* START *

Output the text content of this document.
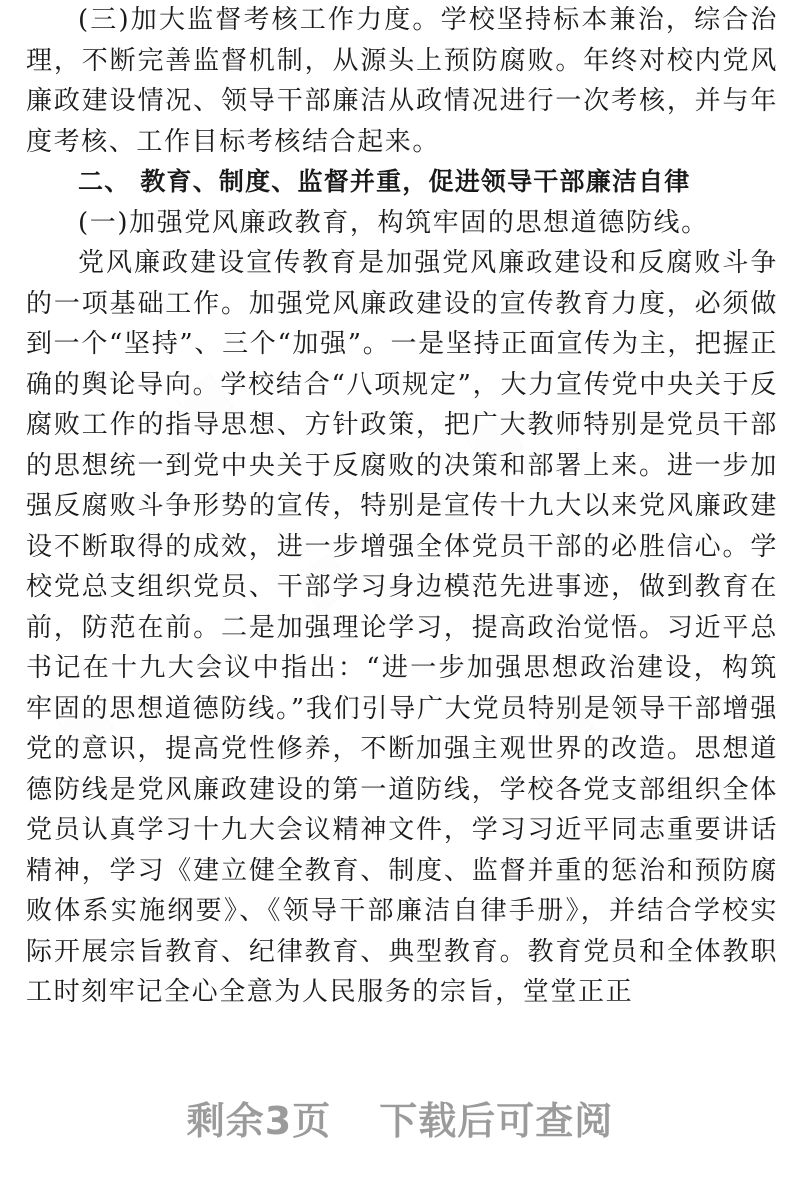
(三)加大监督考核工作力度。学校坚持标本兼治，综合治理，不断完善监督机制，从源头上预防腐败。年终对校内党风廉政建设情况、领导干部廉洁从政情况进行一次考核，并与年度考核、工作目标考核结合起来。

二、 教育、制度、监督并重，促进领导干部廉洁自律

(一)加强党风廉政教育，构筑牢固的思想道德防线。

党风廉政建设宣传教育是加强党风廉政建设和反腐败斗争的一项基础工作。加强党风廉政建设的宣传教育力度，必须做到一个“坚持”、三个“加强”。一是坚持正面宣传为主，把握正确的舆论导向。学校结合“八项规定”，大力宣传党中央关于反腐败工作的指导思想、方针政策，把广大教师特别是党员干部的思想统一到党中央关于反腐败的决策和部署上来。进一步加强反腐败斗争形势的宣传，特别是宣传十九大以来党风廉政建设不断取得的成效，进一步增强全体党员干部的必胜信心。学校党总支组织党员、干部学习身边模范先进事迹，做到教育在前，防范在前。二是加强理论学习，提高政治觉悟。习近平总书记在十九大会议中指出：“进一步加强思想政治建设，构筑牢固的思想道德防线。”我们引导广大党员特别是领导干部增强党的意识，提高党性修养，不断加强主观世界的改造。思想道德防线是党风廉政建设的第一道防线，学校各党支部组织全体党员认真学习十九大会议精神文件，学习习近平同志重要讲话精神，学习《建立健全教育、制度、监督并重的惩治和预防腐败体系实施纲要》、《领导干部廉洁自律手册》，并结合学校实际开展宗旨教育、纪律教育、典型教育。教育党员和全体教职工时刻牢记全心全意为人民服务的宗旨，堂堂正正

剩余3页 下载后可查阅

* END *

_Objective_:
Above are the records; reproduce them exactly and leave out the pictures.

_Exercise output_:
Output the text content of this document.
(三)加大监督考核工作力度。学校坚持标本兼治，综合治理，不断完善监督机制，从源头上预防腐败。年终对校内党风廉政建设情况、领导干部廉洁从政情况进行一次考核，并与年度考核、工作目标考核结合起来。

二、 教育、制度、监督并重，促进领导干部廉洁自律

(一)加强党风廉政教育，构筑牢固的思想道德防线。

党风廉政建设宣传教育是加强党风廉政建设和反腐败斗争的一项基础工作。加强党风廉政建设的宣传教育力度，必须做到一个“坚持”、三个“加强”。一是坚持正面宣传为主，把握正确的舆论导向。学校结合“八项规定”，大力宣传党中央关于反腐败工作的指导思想、方针政策，把广大教师特别是党员干部的思想统一到党中央关于反腐败的决策和部署上来。进一步加强反腐败斗争形势的宣传，特别是宣传十九大以来党风廉政建设不断取得的成效，进一步增强全体党员干部的必胜信心。学校党总支组织党员、干部学习身边模范先进事迹，做到教育在前，防范在前。二是加强理论学习，提高政治觉悟。习近平总书记在十九大会议中指出：“进一步加强思想政治建设，构筑牢固的思想道德防线。”我们引导广大党员特别是领导干部增强党的意识，提高党性修养，不断加强主观世界的改造。思想道德防线是党风廉政建设的第一道防线，学校各党支部组织全体党员认真学习十九大会议精神文件，学习习近平同志重要讲话精神，学习《建立健全教育、制度、监督并重的惩治和预防腐败体系实施纲要》、《领导干部廉洁自律手册》，并结合学校实际开展宗旨教育、纪律教育、典型教育。教育党员和全体教职工时刻牢记全心全意为人民服务的宗旨，堂堂正正

剩余3页 下载后可查阅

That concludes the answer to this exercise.